- Provided text:
..........

Abstract
Objectives
Alexithymia is a characteristic style of thinking and feeling involving deficits in the recognition of emotions. It is associated with depression onset and severity in younger adults, but researchers have not yet examined the association between alexithymia and depression severity in clinically depressed older adults.
Design
Cross-sectional.
Participants
One hundred and thirty four patients 50 years and age or older with a confirmed DSM-IV Axis I mood disorder and currently receiving mental health treatment.
Measures
Alexithymia was measured using the Toronto Alexithymia Scale-20 (TAS-20), a 20-item measure with subscales assessing Difficulty Identifying Feelings (DIF), Difficulty Describing Feelings (DDF), and Externally Oriented Thinking (EOT). Depression symptom severity was measured using the Beck Depression Inventory Second Edition (BDI-II).
Results
Total alexithymia scores were independently related to depressive symptom severity after controlling for demographics, cognitive functioning and illness burden. DIF and DDF subscale scores were also independently associated with BDI-II scores.
Conclusion
The association between alexithymia and depression symptom severity could be attributed to difficulties in recognizing and describing negative emotions and resulting delays in seeking mental health treatment. Future research should focus on modifiable risk factors related to difficulties identifying and describing feelings.

..........

- Dataset entries:
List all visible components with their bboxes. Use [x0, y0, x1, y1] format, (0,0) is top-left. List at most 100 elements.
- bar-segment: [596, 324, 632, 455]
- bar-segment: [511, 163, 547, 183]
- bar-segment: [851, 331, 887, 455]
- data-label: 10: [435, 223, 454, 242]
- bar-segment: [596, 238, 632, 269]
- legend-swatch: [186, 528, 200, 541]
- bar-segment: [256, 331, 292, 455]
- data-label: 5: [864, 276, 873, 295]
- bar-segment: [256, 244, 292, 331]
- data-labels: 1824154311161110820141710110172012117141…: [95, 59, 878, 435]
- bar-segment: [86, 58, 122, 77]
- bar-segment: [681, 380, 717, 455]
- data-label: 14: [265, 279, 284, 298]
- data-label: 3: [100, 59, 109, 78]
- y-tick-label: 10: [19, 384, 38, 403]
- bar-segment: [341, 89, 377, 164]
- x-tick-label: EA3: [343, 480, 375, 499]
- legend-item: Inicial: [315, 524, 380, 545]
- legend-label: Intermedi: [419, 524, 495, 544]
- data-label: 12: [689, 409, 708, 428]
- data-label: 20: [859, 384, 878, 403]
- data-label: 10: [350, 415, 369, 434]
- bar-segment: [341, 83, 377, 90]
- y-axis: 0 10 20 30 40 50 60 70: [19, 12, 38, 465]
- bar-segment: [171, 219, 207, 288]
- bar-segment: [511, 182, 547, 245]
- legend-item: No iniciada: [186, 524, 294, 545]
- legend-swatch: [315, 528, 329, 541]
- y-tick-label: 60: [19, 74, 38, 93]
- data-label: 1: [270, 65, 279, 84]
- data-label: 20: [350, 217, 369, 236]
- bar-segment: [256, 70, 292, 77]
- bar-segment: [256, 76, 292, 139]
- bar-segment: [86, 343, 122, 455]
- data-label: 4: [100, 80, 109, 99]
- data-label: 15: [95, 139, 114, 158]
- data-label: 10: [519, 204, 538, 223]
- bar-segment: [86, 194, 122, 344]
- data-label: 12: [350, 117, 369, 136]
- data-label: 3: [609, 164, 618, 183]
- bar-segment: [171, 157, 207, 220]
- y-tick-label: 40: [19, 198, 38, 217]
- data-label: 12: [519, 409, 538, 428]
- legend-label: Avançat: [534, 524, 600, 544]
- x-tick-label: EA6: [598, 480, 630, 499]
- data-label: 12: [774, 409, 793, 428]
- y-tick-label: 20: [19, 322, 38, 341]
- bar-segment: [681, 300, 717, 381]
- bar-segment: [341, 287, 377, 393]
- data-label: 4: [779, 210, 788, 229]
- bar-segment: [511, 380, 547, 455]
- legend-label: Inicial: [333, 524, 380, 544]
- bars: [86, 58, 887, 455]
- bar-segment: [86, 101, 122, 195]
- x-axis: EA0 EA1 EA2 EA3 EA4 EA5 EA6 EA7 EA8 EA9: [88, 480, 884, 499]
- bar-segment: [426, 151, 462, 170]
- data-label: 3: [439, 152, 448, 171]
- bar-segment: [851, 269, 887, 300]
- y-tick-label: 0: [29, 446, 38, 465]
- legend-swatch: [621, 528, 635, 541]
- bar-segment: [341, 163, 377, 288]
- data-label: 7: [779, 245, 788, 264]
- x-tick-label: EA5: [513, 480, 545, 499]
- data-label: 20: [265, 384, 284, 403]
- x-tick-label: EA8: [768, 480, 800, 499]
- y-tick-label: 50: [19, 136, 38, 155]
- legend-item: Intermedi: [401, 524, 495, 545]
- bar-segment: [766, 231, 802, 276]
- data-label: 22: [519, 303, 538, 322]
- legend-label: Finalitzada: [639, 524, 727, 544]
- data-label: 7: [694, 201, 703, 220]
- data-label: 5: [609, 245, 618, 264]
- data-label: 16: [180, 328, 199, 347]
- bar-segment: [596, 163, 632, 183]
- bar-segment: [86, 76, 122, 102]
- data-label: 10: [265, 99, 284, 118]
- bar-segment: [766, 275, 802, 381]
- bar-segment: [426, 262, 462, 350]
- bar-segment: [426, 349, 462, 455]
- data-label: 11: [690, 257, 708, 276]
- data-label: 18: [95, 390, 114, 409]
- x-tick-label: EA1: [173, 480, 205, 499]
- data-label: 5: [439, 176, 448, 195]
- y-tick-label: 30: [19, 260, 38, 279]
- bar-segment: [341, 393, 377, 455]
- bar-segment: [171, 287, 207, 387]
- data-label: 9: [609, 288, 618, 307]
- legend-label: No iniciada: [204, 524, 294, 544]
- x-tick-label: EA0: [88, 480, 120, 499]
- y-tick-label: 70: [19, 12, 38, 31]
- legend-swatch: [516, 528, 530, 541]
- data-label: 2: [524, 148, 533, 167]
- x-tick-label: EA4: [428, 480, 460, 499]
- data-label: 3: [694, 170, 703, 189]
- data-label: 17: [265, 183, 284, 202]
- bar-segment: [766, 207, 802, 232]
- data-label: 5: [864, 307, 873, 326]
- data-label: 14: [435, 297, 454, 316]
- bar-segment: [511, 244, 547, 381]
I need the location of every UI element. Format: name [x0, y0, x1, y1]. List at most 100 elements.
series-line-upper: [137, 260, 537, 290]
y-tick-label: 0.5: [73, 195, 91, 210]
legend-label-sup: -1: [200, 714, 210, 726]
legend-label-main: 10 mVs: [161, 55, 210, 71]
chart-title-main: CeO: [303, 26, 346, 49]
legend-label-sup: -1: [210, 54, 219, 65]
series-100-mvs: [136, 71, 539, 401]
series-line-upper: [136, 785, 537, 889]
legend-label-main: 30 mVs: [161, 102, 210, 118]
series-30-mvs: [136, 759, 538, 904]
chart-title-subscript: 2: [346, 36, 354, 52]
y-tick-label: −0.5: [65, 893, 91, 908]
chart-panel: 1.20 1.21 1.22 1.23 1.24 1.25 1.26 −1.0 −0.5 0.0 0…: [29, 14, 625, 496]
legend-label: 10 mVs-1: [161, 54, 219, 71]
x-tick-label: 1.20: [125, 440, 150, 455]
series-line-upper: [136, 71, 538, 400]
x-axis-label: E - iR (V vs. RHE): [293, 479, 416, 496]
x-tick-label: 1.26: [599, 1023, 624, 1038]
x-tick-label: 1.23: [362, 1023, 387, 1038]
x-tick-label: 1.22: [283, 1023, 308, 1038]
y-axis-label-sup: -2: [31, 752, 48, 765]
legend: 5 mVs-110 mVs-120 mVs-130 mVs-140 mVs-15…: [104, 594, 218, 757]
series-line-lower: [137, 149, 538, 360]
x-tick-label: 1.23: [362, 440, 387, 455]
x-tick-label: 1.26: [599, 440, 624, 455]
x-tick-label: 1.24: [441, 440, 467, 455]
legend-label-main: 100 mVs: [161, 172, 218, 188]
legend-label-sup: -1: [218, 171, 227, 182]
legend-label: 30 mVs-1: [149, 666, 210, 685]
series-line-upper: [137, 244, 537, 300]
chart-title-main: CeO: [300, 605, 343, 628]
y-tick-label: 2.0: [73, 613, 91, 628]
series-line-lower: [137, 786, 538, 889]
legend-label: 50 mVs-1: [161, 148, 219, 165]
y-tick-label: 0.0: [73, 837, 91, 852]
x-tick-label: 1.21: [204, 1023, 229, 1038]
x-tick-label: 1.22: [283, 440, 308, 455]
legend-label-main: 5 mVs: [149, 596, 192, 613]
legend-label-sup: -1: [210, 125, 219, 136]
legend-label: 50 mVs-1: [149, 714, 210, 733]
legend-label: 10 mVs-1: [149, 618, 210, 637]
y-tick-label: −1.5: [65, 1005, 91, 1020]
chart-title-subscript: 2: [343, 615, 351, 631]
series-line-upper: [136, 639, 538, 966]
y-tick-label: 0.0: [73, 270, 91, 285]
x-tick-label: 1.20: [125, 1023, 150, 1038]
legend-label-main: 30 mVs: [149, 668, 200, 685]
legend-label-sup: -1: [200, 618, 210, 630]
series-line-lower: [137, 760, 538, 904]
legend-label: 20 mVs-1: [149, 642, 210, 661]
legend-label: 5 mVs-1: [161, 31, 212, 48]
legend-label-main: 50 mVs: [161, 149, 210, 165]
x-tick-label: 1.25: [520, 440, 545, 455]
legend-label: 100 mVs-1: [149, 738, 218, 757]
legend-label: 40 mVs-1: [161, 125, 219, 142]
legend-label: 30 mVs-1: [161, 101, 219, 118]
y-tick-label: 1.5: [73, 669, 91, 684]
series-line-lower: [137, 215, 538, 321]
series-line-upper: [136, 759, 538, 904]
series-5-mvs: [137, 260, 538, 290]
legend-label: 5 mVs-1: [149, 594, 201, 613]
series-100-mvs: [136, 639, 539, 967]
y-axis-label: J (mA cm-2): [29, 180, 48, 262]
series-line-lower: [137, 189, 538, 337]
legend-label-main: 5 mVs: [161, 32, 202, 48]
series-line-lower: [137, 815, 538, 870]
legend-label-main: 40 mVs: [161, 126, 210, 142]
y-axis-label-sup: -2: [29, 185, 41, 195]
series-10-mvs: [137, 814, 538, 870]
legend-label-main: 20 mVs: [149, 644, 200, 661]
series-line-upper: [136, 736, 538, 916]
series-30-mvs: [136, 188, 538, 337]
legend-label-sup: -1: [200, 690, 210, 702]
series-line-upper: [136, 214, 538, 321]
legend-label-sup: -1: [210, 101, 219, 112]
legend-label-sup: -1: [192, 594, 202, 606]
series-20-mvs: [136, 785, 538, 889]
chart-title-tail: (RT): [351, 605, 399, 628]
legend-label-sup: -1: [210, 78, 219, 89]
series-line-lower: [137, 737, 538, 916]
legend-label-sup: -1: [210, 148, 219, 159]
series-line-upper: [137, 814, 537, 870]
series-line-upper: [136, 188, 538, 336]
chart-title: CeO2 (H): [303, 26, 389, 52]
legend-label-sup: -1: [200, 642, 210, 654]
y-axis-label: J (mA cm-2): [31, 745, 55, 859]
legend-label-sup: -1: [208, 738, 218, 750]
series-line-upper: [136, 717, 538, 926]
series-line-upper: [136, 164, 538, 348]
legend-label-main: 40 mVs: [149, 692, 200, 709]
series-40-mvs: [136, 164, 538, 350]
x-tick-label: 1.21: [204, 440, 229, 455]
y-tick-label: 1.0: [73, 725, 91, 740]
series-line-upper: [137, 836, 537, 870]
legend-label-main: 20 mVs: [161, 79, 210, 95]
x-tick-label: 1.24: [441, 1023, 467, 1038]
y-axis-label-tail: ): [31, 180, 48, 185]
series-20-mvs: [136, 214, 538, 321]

..........

- Exercises to complete:
1. Reproduce the part of the alexithymia abstract between "Participants" and "Second Edition (BDI-II).", inclusive.
2. According to the alexithymia abstract, which instrument measured depression symptom severity?
3. Extend the abstract on alexithymia and depression in older adults, picking up after its final sentence.
These data were taken from a separate source.

- Results of the exercise:
1.
Participants
One hundred and thirty four patients 50 years and age or older with a confirmed DSM-IV Axis I mood disorder and currently receiving mental health treatment.
Measures
Alexithymia was measured using the Toronto Alexithymia Scale-20 (TAS-20), a 20-item measure with subscales assessing Difficulty Identifying Feelings (DIF), Difficulty Describing Feelings (DDF), and Externally Oriented Thinking (EOT). Depression symptom severity was measured using the Beck Depression Inventory Second Edition (BDI-II).

2. The Beck Depression Inventory Second Edition (BDI-II).

3.
Keywords: Alexithymia, depression, older adults
Derived from the Greek for “lacking words for emotions,” the term alexithymia was first used to describe a phenomena characterized by difficulty identifying feelings, difficulty communicating feelings, restricted imaginal capacity and externally oriented thinking.1 More recent conceptualizations emphasize deficits in the regulation of emotions and impairments in the encoding and processing of emotional information. 2 Regardless of the conceptual framework, alexithymia’s hallmark symptom includes decreased ability to recognize emotions.2, 3
With rare exceptions, 4-6 alexithymia has been ignored in the geriatric psychiatry literature. This is surprising, because aspects of alexithymia increase with age 7 and alexithymia is associated with an array of conditions seen in clinical psychiatric practice.8-10,11,12 Studies of clinical and community samples of adults have shown that alexithymia is associated with incident depression, depression severity, and poorer treatment outcomes.13-16 Previous research has examined the association between age and alexithymia.7 To our knowledge this is the first study of alexithymia and depression severity in a sample of adult 50 years of age or older receiving mental healthcare.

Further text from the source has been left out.